Pick out the lines containing "возврате".

============================================================

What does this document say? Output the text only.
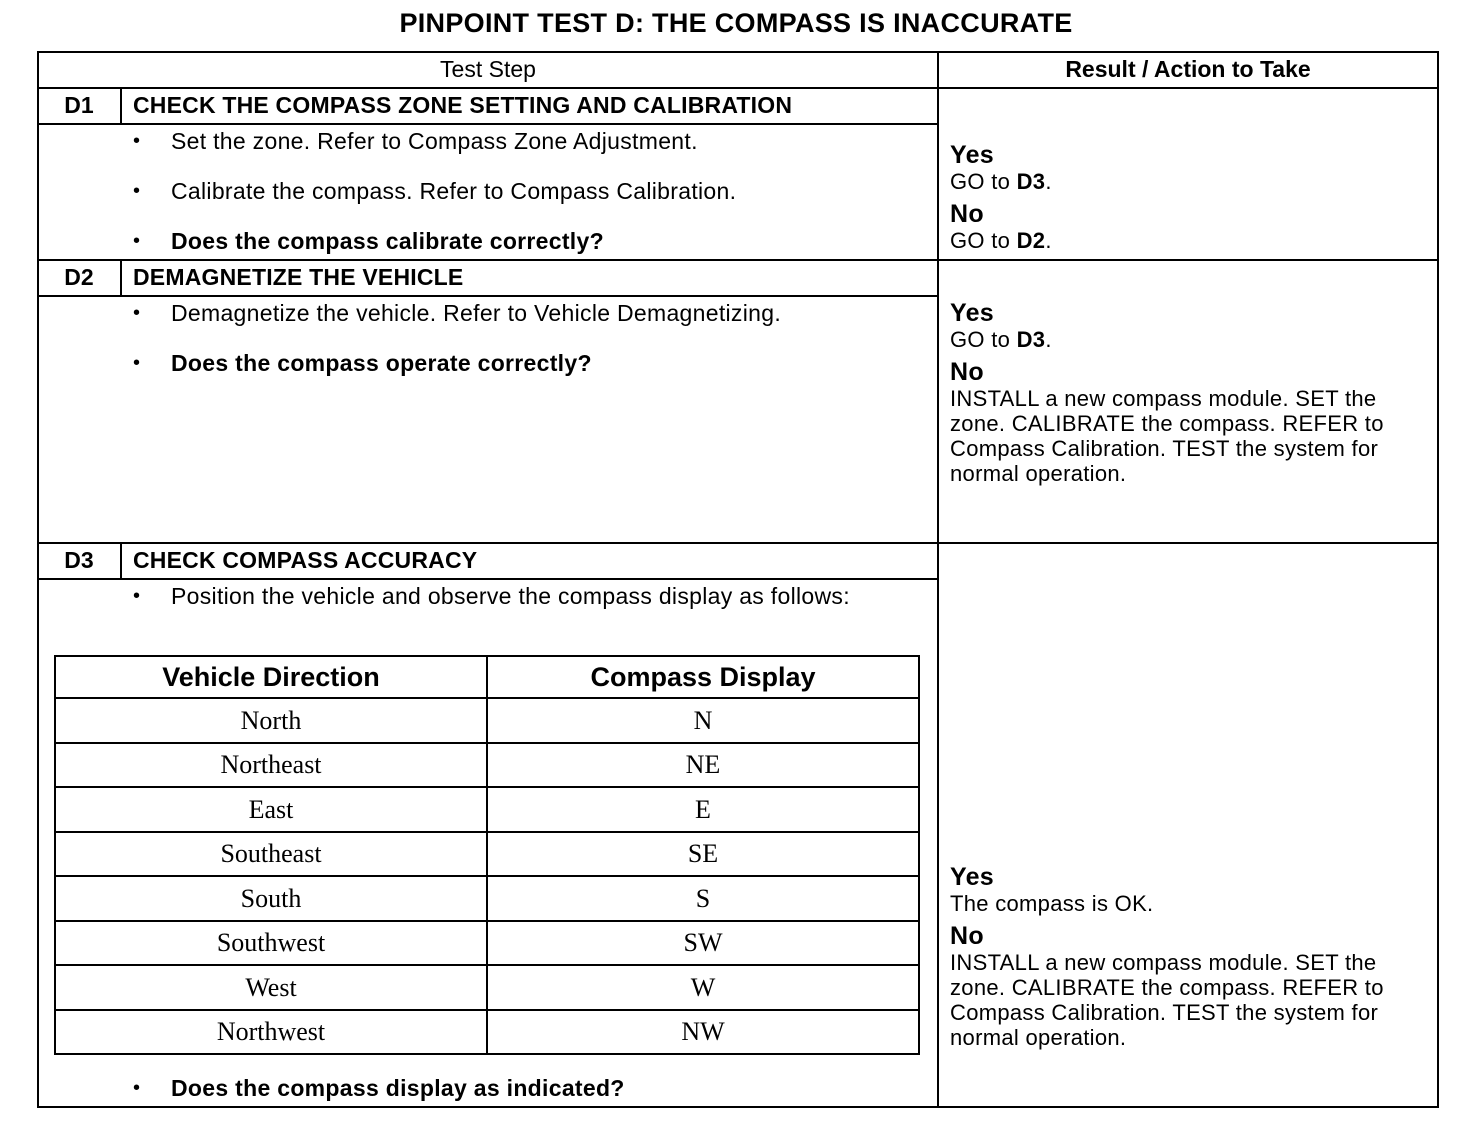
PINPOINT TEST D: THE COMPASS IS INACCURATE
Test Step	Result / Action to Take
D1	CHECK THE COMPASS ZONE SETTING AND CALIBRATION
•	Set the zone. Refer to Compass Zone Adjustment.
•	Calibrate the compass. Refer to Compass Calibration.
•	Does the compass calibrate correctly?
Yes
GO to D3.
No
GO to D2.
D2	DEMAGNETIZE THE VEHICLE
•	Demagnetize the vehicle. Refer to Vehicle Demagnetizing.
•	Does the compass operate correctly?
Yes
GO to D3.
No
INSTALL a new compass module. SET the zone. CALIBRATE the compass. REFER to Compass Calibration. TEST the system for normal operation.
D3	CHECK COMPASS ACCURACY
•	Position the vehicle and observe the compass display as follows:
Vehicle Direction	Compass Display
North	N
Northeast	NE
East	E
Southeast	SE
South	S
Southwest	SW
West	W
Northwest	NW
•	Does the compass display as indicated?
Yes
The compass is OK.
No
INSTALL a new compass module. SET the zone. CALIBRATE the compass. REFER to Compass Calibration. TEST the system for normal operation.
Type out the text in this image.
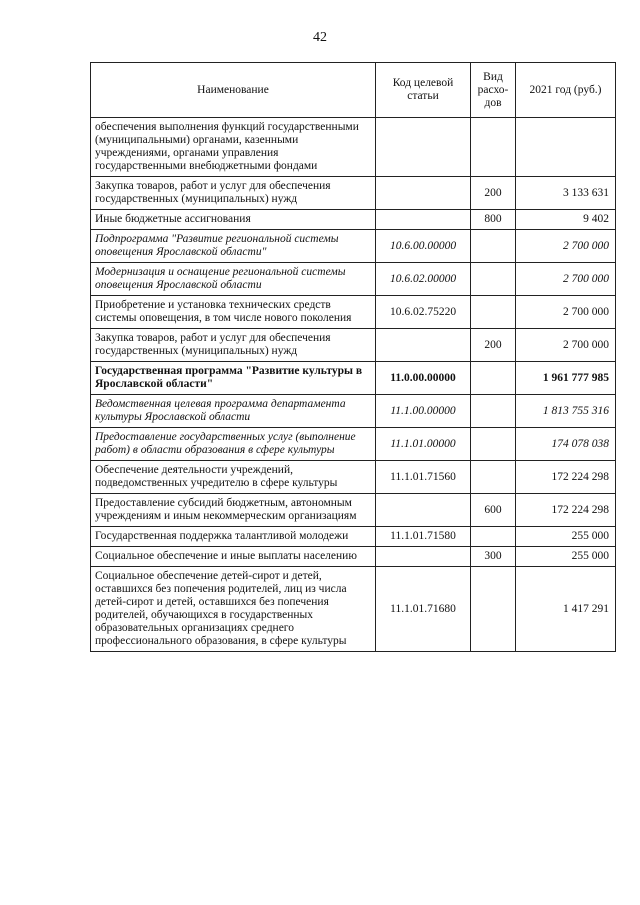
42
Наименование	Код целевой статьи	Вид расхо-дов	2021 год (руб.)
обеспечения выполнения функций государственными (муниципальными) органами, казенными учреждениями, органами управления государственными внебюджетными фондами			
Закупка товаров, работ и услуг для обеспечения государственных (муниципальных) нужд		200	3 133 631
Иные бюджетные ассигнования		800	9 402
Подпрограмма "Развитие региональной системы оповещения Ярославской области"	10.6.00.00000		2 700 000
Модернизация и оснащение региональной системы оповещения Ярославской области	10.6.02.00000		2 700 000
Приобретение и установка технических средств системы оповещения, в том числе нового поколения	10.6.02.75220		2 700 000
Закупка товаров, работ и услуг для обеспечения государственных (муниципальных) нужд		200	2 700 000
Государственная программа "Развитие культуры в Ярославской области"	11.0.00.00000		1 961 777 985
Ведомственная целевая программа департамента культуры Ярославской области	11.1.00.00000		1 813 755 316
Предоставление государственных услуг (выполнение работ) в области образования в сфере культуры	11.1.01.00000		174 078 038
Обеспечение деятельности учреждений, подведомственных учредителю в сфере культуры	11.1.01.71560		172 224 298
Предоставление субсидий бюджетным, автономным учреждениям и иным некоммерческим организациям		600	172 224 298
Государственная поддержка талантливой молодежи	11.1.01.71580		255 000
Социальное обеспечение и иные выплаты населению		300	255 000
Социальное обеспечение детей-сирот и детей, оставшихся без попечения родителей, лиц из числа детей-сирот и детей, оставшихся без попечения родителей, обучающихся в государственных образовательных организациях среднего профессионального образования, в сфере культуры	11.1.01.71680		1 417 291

============================================================

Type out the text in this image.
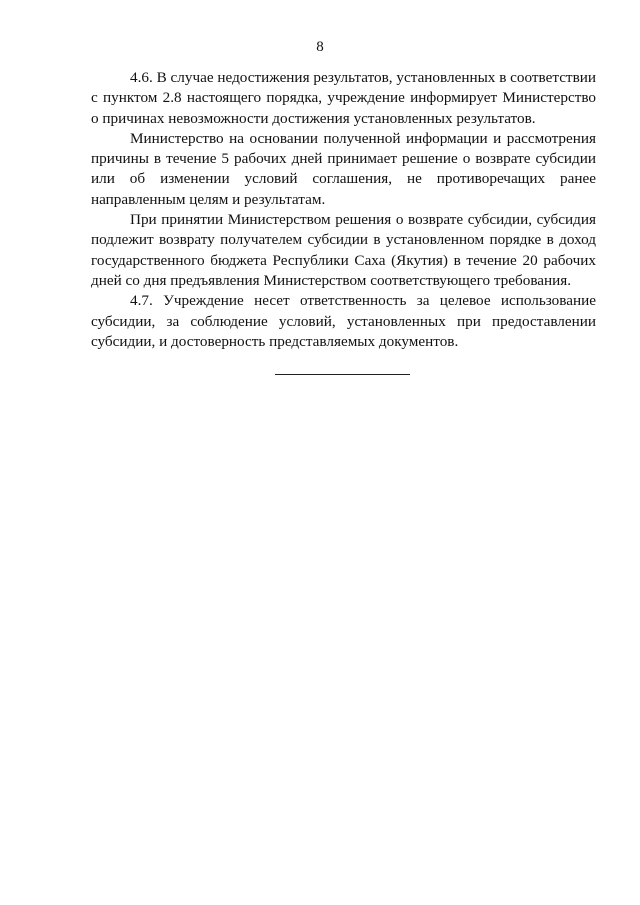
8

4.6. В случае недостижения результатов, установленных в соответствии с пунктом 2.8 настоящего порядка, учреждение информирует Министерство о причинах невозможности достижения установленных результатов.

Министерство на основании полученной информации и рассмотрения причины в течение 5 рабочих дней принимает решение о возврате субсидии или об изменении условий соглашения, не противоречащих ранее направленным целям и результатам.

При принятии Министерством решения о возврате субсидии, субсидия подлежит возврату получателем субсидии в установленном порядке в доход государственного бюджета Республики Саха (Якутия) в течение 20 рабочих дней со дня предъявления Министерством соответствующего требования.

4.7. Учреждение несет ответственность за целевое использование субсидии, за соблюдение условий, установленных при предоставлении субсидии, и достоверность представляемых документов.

============================================================

EXERCISE ANSWER>
Министерство на основании полученной информации и рассмотрения причины в течение 5 рабочих дней принимает решение о возврате субсидии или об изменении условий соглашения, не противоречащих ранее направленным целям и результатам.
При принятии Министерством решения о возврате субсидии, субсидия подлежит возврату получателем субсидии в установленном порядке в доход государственного бюджета Республики Саха (Якутия) в течение 20 рабочих дней со дня предъявления Министерством соответствующего требования.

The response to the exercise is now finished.